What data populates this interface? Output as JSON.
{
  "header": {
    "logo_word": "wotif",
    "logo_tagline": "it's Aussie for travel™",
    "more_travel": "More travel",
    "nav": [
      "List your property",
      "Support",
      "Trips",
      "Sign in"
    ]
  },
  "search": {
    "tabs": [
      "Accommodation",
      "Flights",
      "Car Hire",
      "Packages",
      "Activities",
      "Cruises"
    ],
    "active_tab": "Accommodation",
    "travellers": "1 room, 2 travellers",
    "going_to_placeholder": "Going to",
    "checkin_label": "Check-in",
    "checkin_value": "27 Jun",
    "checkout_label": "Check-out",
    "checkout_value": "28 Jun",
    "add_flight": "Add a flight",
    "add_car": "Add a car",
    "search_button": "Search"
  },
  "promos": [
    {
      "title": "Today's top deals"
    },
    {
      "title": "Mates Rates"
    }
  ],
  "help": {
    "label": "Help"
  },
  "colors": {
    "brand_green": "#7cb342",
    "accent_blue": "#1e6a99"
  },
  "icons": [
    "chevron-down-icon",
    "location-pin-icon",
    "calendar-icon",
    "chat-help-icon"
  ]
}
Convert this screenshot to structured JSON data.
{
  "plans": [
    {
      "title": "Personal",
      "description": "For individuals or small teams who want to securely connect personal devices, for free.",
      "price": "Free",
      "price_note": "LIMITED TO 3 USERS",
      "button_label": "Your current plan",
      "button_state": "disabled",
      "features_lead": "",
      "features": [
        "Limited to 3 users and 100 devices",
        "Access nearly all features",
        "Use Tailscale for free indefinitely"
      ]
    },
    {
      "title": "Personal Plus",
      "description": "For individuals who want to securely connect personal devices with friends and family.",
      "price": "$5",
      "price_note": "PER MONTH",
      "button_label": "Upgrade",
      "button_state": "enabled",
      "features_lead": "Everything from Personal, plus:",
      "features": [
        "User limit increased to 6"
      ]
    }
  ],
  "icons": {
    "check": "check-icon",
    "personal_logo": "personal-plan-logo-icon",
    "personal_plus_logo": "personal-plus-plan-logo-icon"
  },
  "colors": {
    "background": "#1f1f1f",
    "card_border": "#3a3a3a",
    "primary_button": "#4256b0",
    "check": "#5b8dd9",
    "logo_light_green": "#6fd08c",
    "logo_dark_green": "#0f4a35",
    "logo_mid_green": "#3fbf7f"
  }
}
· · · · · · ·
Required work:
The entries above must be returned exactly.

Worked solution:
What data populates this interface? Output as JSON.
{
  "header": {
    "logo_word": "wotif",
    "logo_tagline": "it's Aussie for travel™",
    "more_travel": "More travel",
    "nav": [
      "List your property",
      "Support",
      "Trips",
      "Sign in"
    ]
  },
  "search": {
    "tabs": [
      "Accommodation",
      "Flights",
      "Car Hire",
      "Packages",
      "Activities",
      "Cruises"
    ],
    "active_tab": "Accommodation",
    "travellers": "1 room, 2 travellers",
    "going_to_placeholder": "Going to",
    "checkin_label": "Check-in",
    "checkin_value": "27 Jun",
    "checkout_label": "Check-out",
    "checkout_value": "28 Jun",
    "add_flight": "Add a flight",
    "add_car": "Add a car",
    "search_button": "Search"
  },
  "promos": [
    {
      "title": "Today's top deals"
    },
    {
      "title": "Mates Rates"
    }
  ],
  "help": {
    "label": "Help"
  },
  "colors": {
    "brand_green": "#7cb342",
    "accent_blue": "#1e6a99"
  },
  "icons": [
    "chevron-down-icon",
    "location-pin-icon",
    "calendar-icon",
    "chat-help-icon"
  ]
}
Convert this screenshot to structured JSON data.
{
  "plans": [
    {
      "title": "Personal",
      "description": "For individuals or small teams who want to securely connect personal devices, for free.",
      "price": "Free",
      "price_note": "LIMITED TO 3 USERS",
      "button_label": "Your current plan",
      "button_state": "disabled",
      "features_lead": "",
      "features": [
        "Limited to 3 users and 100 devices",
        "Access nearly all features",
        "Use Tailscale for free indefinitely"
      ]
    },
    {
      "title": "Personal Plus",
      "description": "For individuals who want to securely connect personal devices with friends and family.",
      "price": "$5",
      "price_note": "PER MONTH",
      "button_label": "Upgrade",
      "button_state": "enabled",
      "features_lead": "Everything from Personal, plus:",
      "features": [
        "User limit increased to 6"
      ]
    }
  ],
  "icons": {
    "check": "check-icon",
    "personal_logo": "personal-plan-logo-icon",
    "personal_plus_logo": "personal-plus-plan-logo-icon"
  },
  "colors": {
    "background": "#1f1f1f",
    "card_border": "#3a3a3a",
    "primary_button": "#4256b0",
    "check": "#5b8dd9",
    "logo_light_green": "#6fd08c",
    "logo_dark_green": "#0f4a35",
    "logo_mid_green": "#3fbf7f"
  }
}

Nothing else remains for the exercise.